[Stored data entries]
----------
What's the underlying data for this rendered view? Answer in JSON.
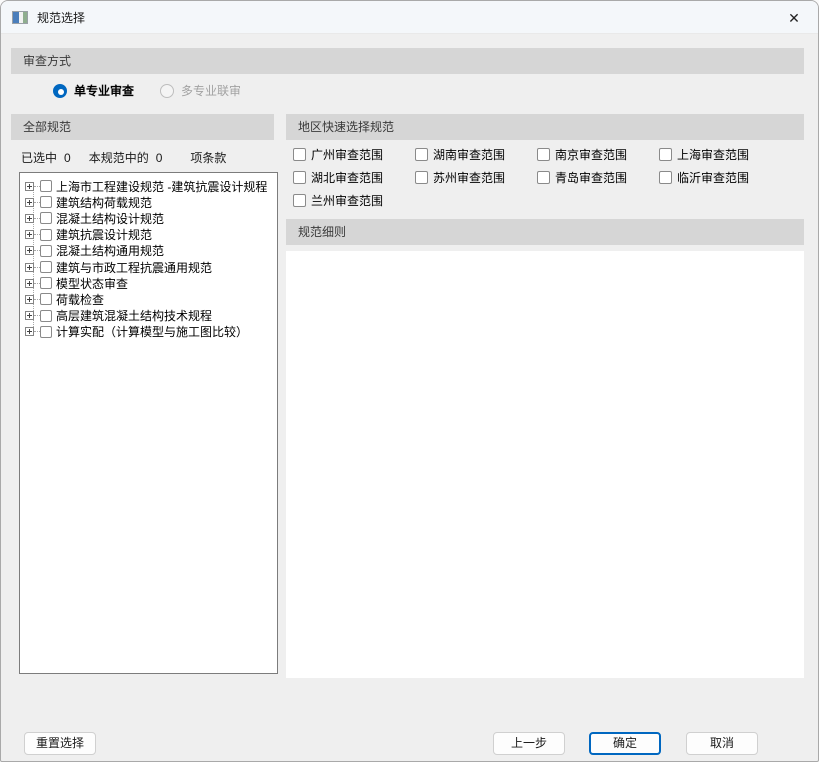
{
  "window": {
    "title": "规范选择",
    "close_glyph": "✕"
  },
  "review_mode": {
    "header": "审查方式",
    "options": [
      {
        "label": "单专业审查",
        "selected": true
      },
      {
        "label": "多专业联审",
        "selected": false
      }
    ]
  },
  "all_specs": {
    "header": "全部规范",
    "counts": {
      "selected_label": "已选中",
      "selected_count": "0",
      "of_label": "本规范中的",
      "of_count": "0",
      "suffix_label": "项条款"
    },
    "tree": [
      "上海市工程建设规范 -建筑抗震设计规程",
      "建筑结构荷载规范",
      "混凝土结构设计规范",
      "建筑抗震设计规范",
      "混凝土结构通用规范",
      "建筑与市政工程抗震通用规范",
      "模型状态审查",
      "荷载检查",
      "高层建筑混凝土结构技术规程",
      "计算实配（计算模型与施工图比较）"
    ]
  },
  "regions": {
    "header": "地区快速选择规范",
    "items": [
      "广州审查范围",
      "湖南审查范围",
      "南京审查范围",
      "上海审查范围",
      "湖北审查范围",
      "苏州审查范围",
      "青岛审查范围",
      "临沂审查范围",
      "兰州审查范围"
    ]
  },
  "details": {
    "header": "规范细则"
  },
  "footer": {
    "reset": "重置选择",
    "prev": "上一步",
    "ok": "确定",
    "cancel": "取消"
  },
  "colors": {
    "accent": "#0067c0",
    "header_bg": "#d6d6d6",
    "dialog_bg": "#efefef"
  }
}
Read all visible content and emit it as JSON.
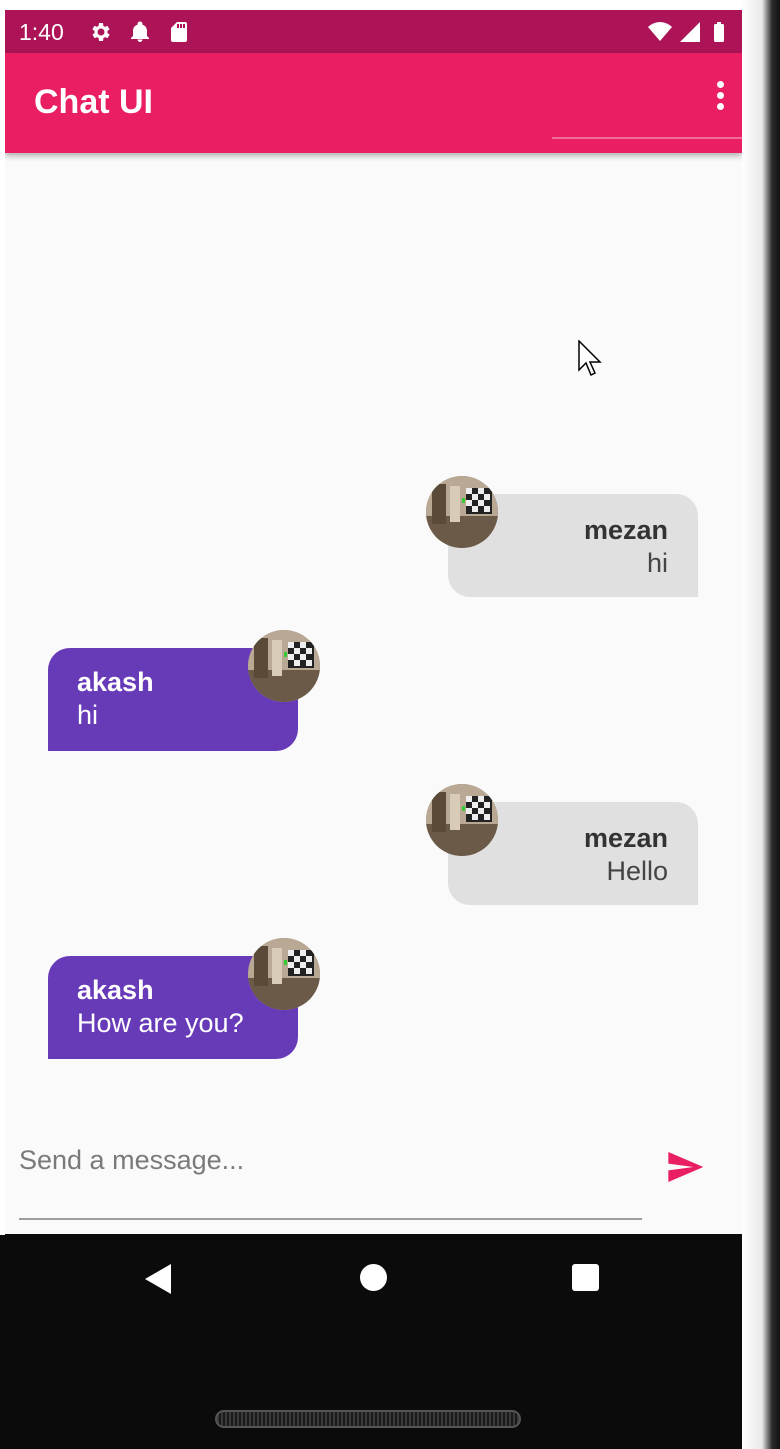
{
  "status_bar": {
    "time": "1:40",
    "left_icons": [
      "settings-icon",
      "notification-bell-icon",
      "sd-card-icon"
    ],
    "right_icons": [
      "wifi-icon",
      "cellular-signal-icon",
      "battery-icon"
    ]
  },
  "app_bar": {
    "title": "Chat UI",
    "menu_icon": "more-vert-icon"
  },
  "messages": [
    {
      "sender": "mezan",
      "text": "hi",
      "side": "right",
      "bubble_color": "#e0e0e0"
    },
    {
      "sender": "akash",
      "text": "hi",
      "side": "left",
      "bubble_color": "#673ab7"
    },
    {
      "sender": "mezan",
      "text": "Hello",
      "side": "right",
      "bubble_color": "#e0e0e0"
    },
    {
      "sender": "akash",
      "text": "How are you?",
      "side": "left",
      "bubble_color": "#673ab7"
    }
  ],
  "composer": {
    "placeholder": "Send a message...",
    "send_icon": "send-icon"
  },
  "nav_bar": {
    "back_icon": "back-triangle-icon",
    "home_icon": "home-circle-icon",
    "recents_icon": "recents-square-icon"
  },
  "colors": {
    "status_bar": "#ad1457",
    "app_bar": "#e91e63",
    "accent": "#e91e63",
    "outgoing_bubble": "#e0e0e0",
    "incoming_bubble": "#673ab7",
    "background": "#fafafa"
  }
}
----------
* _SHORT TASK_
Write out each line again precisely as it appears, skipping every picture.

* _TASK RESULT_
What's the underlying data for this rendered view? Answer in JSON.
{
  "window": {
    "title": "规范选择",
    "close_glyph": "✕"
  },
  "review_mode": {
    "header": "审查方式",
    "options": [
      {
        "label": "单专业审查",
        "selected": true
      },
      {
        "label": "多专业联审",
        "selected": false
      }
    ]
  },
  "all_specs": {
    "header": "全部规范",
    "counts": {
      "selected_label": "已选中",
      "selected_count": "0",
      "of_label": "本规范中的",
      "of_count": "0",
      "suffix_label": "项条款"
    },
    "tree": [
      "上海市工程建设规范 -建筑抗震设计规程",
      "建筑结构荷载规范",
      "混凝土结构设计规范",
      "建筑抗震设计规范",
      "混凝土结构通用规范",
      "建筑与市政工程抗震通用规范",
      "模型状态审查",
      "荷载检查",
      "高层建筑混凝土结构技术规程",
      "计算实配（计算模型与施工图比较）"
    ]
  },
  "regions": {
    "header": "地区快速选择规范",
    "items": [
      "广州审查范围",
      "湖南审查范围",
      "南京审查范围",
      "上海审查范围",
      "湖北审查范围",
      "苏州审查范围",
      "青岛审查范围",
      "临沂审查范围",
      "兰州审查范围"
    ]
  },
  "details": {
    "header": "规范细则"
  },
  "footer": {
    "reset": "重置选择",
    "prev": "上一步",
    "ok": "确定",
    "cancel": "取消"
  },
  "colors": {
    "accent": "#0067c0",
    "header_bg": "#d6d6d6",
    "dialog_bg": "#efefef"
  }
}
Read all visible content and emit it as JSON.
{
  "status_bar": {
    "time": "1:40",
    "left_icons": [
      "settings-icon",
      "notification-bell-icon",
      "sd-card-icon"
    ],
    "right_icons": [
      "wifi-icon",
      "cellular-signal-icon",
      "battery-icon"
    ]
  },
  "app_bar": {
    "title": "Chat UI",
    "menu_icon": "more-vert-icon"
  },
  "messages": [
    {
      "sender": "mezan",
      "text": "hi",
      "side": "right",
      "bubble_color": "#e0e0e0"
    },
    {
      "sender": "akash",
      "text": "hi",
      "side": "left",
      "bubble_color": "#673ab7"
    },
    {
      "sender": "mezan",
      "text": "Hello",
      "side": "right",
      "bubble_color": "#e0e0e0"
    },
    {
      "sender": "akash",
      "text": "How are you?",
      "side": "left",
      "bubble_color": "#673ab7"
    }
  ],
  "composer": {
    "placeholder": "Send a message...",
    "send_icon": "send-icon"
  },
  "nav_bar": {
    "back_icon": "back-triangle-icon",
    "home_icon": "home-circle-icon",
    "recents_icon": "recents-square-icon"
  },
  "colors": {
    "status_bar": "#ad1457",
    "app_bar": "#e91e63",
    "accent": "#e91e63",
    "outgoing_bubble": "#e0e0e0",
    "incoming_bubble": "#673ab7",
    "background": "#fafafa"
  }
}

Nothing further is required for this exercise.